Items
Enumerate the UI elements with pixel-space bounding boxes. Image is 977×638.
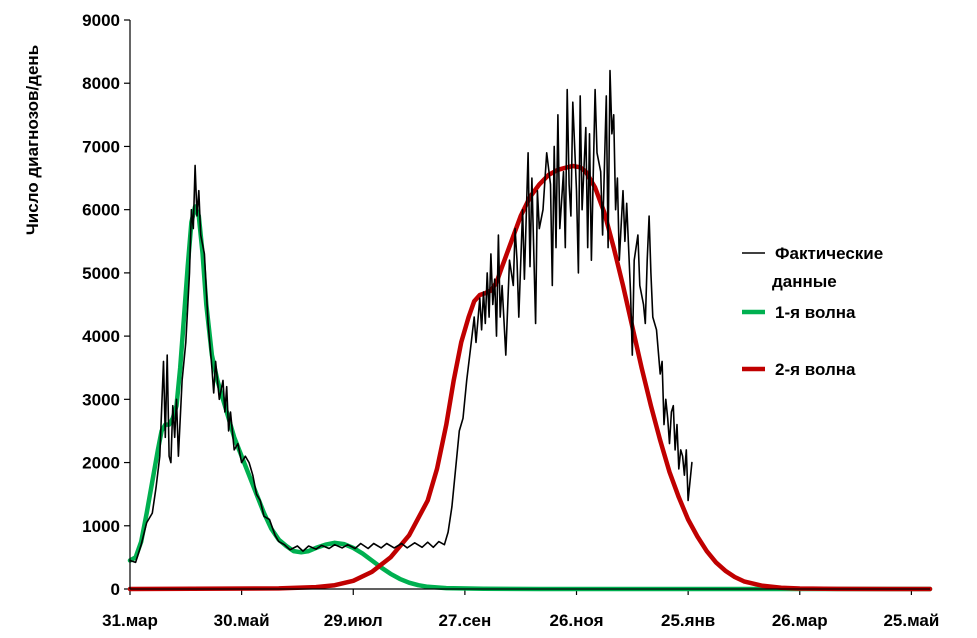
y-axis-title-text: Число диагнозов/день: [23, 45, 42, 235]
x-tick-label: 30.май: [214, 611, 270, 630]
y-tick-label: 1000: [82, 517, 120, 536]
y-axis-title: Число диагнозов/день: [23, 45, 42, 235]
y-tick-label: 3000: [82, 390, 120, 409]
legend-label-0: Фактические: [775, 244, 883, 263]
legend: Фактические данные 1-я волна 2-я волна: [742, 244, 883, 379]
x-tick-label: 26.ноя: [550, 611, 604, 630]
x-tick-label: 26.мар: [772, 611, 828, 630]
x-tick-label: 29.июл: [324, 611, 383, 630]
x-axis-ticks: 31.мар 30.май 29.июл 27.сен 26.ноя 25.янв 26.м…: [102, 589, 939, 630]
series-line-0: [129, 69, 693, 564]
y-tick-label: 9000: [82, 11, 120, 30]
axes: [129, 20, 930, 590]
legend-label-1: 1-я волна: [775, 303, 856, 322]
y-tick-label: 5000: [82, 264, 120, 283]
legend-label-0: данные: [772, 272, 837, 291]
x-tick-label: 31.мар: [102, 611, 158, 630]
y-tick-label: 8000: [82, 74, 120, 93]
series-line-2: [127, 163, 933, 592]
y-tick-label: 7000: [82, 137, 120, 156]
x-tick-label: 25.янв: [661, 611, 715, 630]
y-tick-label: 6000: [82, 201, 120, 220]
series-layer: [127, 69, 933, 592]
y-tick-label: 4000: [82, 327, 120, 346]
series-line-1: [127, 204, 933, 592]
y-tick-label: 0: [111, 580, 120, 599]
y-axis-ticks: 0 1000 2000 3000 4000 5000 6000 7000 8000 9000: [82, 11, 130, 599]
x-tick-label: 25.май: [883, 611, 939, 630]
legend-label-2: 2-я волна: [775, 360, 856, 379]
x-tick-label: 27.сен: [438, 611, 491, 630]
y-tick-label: 2000: [82, 454, 120, 473]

Goal of the exercise
Give every line of the items above as a numbered list, leaving out blank lines and the pictures.

Right answer
1. Enumerate the UI elements with pixel-space bounding boxes. Image is 977×638.
2. y-axis-title-text: Число диагнозов/день: [23, 45, 42, 235]
3. x-tick-label: 30.май: [214, 611, 270, 630]
4. y-tick-label: 1000: [82, 517, 120, 536]
5. y-axis-title: Число диагнозов/день: [23, 45, 42, 235]
6. y-tick-label: 3000: [82, 390, 120, 409]
7. legend-label-0: Фактические: [775, 244, 883, 263]
8. legend: Фактические данные 1-я волна 2-я волна: [742, 244, 883, 379]
9. x-tick-label: 26.ноя: [550, 611, 604, 630]
10. x-tick-label: 26.мар: [772, 611, 828, 630]
11. x-tick-label: 29.июл: [324, 611, 383, 630]
12. x-axis-ticks: 31.мар 30.май 29.июл 27.сен 26.ноя 25.янв 26.м…: [102, 589, 939, 630]
13. series-line-0: [129, 69, 693, 564]
14. y-tick-label: 9000: [82, 11, 120, 30]
15. axes: [129, 20, 930, 590]
16. legend-label-1: 1-я волна: [775, 303, 856, 322]
17. y-tick-label: 5000: [82, 264, 120, 283]
18. legend-label-0: данные: [772, 272, 837, 291]
19. x-tick-label: 31.мар: [102, 611, 158, 630]
20. y-tick-label: 8000: [82, 74, 120, 93]
21. series-line-2: [127, 163, 933, 592]
22. y-tick-label: 7000: [82, 137, 120, 156]
23. x-tick-label: 25.янв: [661, 611, 715, 630]
24. y-tick-label: 6000: [82, 201, 120, 220]
25. series-layer: [127, 69, 933, 592]
26. y-tick-label: 4000: [82, 327, 120, 346]
27. series-line-1: [127, 204, 933, 592]
28. y-tick-label: 0: [111, 580, 120, 599]
29. y-axis-ticks: 0 1000 2000 3000 4000 5000 6000 7000 8000 9000: [82, 11, 130, 599]
30. x-tick-label: 25.май: [883, 611, 939, 630]
31. legend-label-2: 2-я волна: [775, 360, 856, 379]
32. x-tick-label: 27.сен: [438, 611, 491, 630]
33. y-tick-label: 2000: [82, 454, 120, 473]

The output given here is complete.